Stored dataset items:
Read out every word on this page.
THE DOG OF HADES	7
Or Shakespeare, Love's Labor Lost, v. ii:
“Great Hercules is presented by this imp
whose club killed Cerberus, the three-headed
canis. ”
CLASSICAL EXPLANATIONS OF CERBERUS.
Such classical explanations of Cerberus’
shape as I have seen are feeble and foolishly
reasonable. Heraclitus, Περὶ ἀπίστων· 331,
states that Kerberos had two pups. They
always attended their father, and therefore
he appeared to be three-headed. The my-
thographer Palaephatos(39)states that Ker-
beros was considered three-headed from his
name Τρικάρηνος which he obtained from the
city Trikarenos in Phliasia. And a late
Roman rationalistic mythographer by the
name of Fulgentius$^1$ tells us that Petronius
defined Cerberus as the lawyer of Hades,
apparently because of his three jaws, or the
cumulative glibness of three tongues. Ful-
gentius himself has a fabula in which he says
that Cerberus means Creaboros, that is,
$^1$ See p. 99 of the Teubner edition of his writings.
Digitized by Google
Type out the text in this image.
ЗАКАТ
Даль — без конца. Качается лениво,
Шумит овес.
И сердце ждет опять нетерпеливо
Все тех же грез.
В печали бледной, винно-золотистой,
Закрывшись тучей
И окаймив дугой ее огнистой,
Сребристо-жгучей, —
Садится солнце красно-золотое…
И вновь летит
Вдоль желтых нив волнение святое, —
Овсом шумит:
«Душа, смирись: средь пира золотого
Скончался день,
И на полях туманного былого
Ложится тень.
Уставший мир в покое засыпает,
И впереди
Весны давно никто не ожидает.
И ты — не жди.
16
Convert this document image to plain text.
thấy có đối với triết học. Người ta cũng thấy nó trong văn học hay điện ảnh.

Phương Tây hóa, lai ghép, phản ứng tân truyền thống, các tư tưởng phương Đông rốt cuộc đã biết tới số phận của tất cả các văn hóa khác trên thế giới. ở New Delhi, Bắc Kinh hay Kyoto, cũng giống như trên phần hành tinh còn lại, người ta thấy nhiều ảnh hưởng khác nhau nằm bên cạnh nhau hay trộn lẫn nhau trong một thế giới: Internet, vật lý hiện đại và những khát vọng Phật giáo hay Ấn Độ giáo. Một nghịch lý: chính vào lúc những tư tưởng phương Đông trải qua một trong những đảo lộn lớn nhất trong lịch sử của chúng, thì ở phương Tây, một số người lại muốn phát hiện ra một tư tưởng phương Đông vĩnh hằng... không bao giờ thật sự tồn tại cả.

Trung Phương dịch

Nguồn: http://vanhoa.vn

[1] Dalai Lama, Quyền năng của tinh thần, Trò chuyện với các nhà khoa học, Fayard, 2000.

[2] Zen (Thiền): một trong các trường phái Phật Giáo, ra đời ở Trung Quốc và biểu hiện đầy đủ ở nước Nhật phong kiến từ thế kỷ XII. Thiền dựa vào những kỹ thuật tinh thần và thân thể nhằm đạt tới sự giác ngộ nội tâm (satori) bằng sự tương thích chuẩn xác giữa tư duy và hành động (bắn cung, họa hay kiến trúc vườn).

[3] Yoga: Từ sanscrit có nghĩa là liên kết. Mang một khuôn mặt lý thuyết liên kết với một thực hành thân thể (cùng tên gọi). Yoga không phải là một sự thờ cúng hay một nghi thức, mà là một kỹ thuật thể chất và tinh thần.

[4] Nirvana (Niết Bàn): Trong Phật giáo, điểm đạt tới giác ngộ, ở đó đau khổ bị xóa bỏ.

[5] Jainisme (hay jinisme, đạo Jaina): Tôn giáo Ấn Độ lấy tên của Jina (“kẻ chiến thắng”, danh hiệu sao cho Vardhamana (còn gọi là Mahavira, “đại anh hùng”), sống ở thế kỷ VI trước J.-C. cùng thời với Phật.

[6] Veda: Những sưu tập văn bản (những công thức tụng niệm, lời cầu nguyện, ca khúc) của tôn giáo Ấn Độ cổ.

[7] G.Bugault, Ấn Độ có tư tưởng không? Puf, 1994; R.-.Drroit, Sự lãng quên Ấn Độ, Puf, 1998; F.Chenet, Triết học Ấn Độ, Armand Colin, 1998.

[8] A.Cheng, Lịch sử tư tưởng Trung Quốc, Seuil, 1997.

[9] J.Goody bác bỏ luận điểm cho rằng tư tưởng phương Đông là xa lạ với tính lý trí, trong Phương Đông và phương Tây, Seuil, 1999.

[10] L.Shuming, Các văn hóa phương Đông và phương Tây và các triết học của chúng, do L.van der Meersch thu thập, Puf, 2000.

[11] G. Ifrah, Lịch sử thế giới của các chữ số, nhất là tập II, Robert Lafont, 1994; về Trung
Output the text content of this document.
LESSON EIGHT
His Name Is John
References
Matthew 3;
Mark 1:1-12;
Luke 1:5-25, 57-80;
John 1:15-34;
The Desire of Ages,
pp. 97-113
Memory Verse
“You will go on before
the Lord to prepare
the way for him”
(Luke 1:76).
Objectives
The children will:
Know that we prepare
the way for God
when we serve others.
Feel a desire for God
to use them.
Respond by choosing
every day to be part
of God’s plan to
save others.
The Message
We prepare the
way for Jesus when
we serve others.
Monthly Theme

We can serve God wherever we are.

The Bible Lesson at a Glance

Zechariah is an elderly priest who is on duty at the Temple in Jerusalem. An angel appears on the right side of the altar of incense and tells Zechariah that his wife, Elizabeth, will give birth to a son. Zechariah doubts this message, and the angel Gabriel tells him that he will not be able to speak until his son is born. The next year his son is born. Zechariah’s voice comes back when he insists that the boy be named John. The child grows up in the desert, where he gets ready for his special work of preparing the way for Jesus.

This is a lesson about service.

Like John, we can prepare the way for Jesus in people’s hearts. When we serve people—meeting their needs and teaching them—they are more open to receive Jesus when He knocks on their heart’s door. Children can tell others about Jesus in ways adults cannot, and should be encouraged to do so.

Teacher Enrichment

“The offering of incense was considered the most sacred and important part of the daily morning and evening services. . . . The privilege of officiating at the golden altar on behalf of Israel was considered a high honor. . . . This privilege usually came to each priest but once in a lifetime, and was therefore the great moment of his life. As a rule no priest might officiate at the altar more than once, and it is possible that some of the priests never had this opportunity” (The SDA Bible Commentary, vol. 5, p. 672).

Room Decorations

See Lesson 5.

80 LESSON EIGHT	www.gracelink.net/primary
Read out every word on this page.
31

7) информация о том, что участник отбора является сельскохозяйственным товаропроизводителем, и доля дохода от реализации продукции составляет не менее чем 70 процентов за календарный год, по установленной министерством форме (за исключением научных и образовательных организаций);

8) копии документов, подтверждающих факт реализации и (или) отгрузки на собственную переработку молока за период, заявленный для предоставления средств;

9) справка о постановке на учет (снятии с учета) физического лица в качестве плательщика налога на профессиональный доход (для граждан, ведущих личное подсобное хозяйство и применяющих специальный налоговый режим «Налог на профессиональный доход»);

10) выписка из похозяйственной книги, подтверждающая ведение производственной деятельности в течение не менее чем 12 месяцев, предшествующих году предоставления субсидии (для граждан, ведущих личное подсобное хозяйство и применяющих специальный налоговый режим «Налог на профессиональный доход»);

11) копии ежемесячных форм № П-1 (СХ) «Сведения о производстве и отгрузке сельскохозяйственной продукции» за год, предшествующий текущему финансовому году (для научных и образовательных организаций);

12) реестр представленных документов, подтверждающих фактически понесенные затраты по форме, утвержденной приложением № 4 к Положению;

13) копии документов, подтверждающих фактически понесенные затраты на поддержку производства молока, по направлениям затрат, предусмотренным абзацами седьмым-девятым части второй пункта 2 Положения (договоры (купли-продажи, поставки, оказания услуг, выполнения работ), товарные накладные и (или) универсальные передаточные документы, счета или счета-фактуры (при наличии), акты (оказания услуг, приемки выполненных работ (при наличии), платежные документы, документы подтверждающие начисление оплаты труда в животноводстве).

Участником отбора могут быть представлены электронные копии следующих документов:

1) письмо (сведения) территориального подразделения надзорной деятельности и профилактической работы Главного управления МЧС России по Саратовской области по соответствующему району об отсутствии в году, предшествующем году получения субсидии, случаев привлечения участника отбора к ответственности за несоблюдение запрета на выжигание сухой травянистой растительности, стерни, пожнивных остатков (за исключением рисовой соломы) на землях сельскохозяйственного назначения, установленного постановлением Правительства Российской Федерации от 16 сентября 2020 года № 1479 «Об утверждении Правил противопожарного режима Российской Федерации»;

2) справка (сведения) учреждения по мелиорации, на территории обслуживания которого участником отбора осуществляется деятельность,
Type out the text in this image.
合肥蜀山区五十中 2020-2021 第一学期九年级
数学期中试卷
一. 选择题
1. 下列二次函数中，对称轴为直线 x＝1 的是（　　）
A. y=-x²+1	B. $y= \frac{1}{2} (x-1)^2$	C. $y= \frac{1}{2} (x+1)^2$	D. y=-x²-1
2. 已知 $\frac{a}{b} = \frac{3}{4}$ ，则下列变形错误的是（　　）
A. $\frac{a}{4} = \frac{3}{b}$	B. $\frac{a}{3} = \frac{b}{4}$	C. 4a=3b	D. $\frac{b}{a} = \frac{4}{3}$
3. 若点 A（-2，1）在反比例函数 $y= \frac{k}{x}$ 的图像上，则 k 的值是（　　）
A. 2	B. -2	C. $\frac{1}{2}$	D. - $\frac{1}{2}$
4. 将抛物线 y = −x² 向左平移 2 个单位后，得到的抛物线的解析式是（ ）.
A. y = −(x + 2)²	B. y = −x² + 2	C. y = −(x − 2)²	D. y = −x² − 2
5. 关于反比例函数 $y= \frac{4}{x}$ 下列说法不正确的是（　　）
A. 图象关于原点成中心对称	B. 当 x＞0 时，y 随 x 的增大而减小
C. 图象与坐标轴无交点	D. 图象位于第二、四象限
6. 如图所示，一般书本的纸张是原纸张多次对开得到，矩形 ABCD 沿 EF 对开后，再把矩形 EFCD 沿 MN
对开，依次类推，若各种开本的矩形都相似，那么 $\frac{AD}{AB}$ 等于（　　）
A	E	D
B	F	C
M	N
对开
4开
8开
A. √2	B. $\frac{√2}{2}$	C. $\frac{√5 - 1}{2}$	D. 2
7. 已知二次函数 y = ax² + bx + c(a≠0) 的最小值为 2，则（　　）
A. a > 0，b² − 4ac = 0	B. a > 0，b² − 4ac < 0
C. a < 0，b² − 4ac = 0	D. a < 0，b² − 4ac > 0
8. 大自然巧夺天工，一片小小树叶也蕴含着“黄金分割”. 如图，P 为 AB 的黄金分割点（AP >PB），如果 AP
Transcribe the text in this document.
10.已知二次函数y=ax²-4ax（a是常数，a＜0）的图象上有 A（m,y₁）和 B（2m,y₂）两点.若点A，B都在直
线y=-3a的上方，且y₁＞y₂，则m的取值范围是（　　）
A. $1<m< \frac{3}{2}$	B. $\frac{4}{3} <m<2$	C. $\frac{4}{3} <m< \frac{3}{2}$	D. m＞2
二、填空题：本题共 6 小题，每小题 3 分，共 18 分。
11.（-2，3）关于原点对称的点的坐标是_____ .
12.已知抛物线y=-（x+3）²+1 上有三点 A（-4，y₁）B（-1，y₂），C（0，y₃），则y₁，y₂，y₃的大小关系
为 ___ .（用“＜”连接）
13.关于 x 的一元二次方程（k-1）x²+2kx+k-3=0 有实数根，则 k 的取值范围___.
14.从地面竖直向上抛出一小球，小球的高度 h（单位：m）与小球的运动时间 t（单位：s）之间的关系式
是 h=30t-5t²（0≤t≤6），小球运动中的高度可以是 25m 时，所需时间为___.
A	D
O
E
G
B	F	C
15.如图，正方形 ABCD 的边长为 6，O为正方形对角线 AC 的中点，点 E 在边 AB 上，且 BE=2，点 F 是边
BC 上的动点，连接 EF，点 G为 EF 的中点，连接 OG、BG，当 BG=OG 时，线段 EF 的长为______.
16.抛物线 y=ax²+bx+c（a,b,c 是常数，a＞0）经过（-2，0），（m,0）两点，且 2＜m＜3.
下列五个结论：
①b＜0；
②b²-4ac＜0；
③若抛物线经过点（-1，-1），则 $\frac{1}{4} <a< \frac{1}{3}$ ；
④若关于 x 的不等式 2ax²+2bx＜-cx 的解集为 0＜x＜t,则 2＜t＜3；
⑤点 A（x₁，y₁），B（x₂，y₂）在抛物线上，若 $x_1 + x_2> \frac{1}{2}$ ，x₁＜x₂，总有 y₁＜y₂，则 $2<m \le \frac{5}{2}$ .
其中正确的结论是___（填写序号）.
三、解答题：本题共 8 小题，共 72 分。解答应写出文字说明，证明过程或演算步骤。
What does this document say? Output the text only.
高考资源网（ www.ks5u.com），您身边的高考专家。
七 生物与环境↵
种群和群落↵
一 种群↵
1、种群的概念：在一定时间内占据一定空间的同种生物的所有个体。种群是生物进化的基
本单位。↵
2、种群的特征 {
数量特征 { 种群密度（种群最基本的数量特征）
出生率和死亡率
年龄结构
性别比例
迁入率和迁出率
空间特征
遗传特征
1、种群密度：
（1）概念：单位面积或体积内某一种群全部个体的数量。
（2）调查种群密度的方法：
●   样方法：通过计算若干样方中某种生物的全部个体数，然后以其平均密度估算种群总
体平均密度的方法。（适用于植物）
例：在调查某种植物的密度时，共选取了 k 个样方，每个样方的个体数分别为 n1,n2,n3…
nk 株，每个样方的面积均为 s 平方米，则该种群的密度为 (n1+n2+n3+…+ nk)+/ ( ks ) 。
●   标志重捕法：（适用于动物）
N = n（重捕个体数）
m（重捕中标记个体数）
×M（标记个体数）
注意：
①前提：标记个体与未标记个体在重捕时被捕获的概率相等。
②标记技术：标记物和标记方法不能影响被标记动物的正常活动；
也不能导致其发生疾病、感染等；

Given task: Please quote nothing but the lines from the line with "What does this" through the end of the data above, exactly as written, ends included.

Exercise answer:
What does this document say? Output the text only.
高考资源网（ www.ks5u.com），您身边的高考专家。
七 生物与环境↵
种群和群落↵
一 种群↵
1、种群的概念：在一定时间内占据一定空间的同种生物的所有个体。种群是生物进化的基
本单位。↵
2、种群的特征 {
数量特征 { 种群密度（种群最基本的数量特征）
出生率和死亡率
年龄结构
性别比例
迁入率和迁出率
空间特征
遗传特征
1、种群密度：
（1）概念：单位面积或体积内某一种群全部个体的数量。
（2）调查种群密度的方法：
●   样方法：通过计算若干样方中某种生物的全部个体数，然后以其平均密度估算种群总
体平均密度的方法。（适用于植物）
例：在调查某种植物的密度时，共选取了 k 个样方，每个样方的个体数分别为 n1,n2,n3…
nk 株，每个样方的面积均为 s 平方米，则该种群的密度为 (n1+n2+n3+…+ nk)+/ ( ks ) 。
●   标志重捕法：（适用于动物）
N = n（重捕个体数）
m（重捕中标记个体数）
×M（标记个体数）
注意：
①前提：标记个体与未标记个体在重捕时被捕获的概率相等。
②标记技术：标记物和标记方法不能影响被标记动物的正常活动；
也不能导致其发生疾病、感染等；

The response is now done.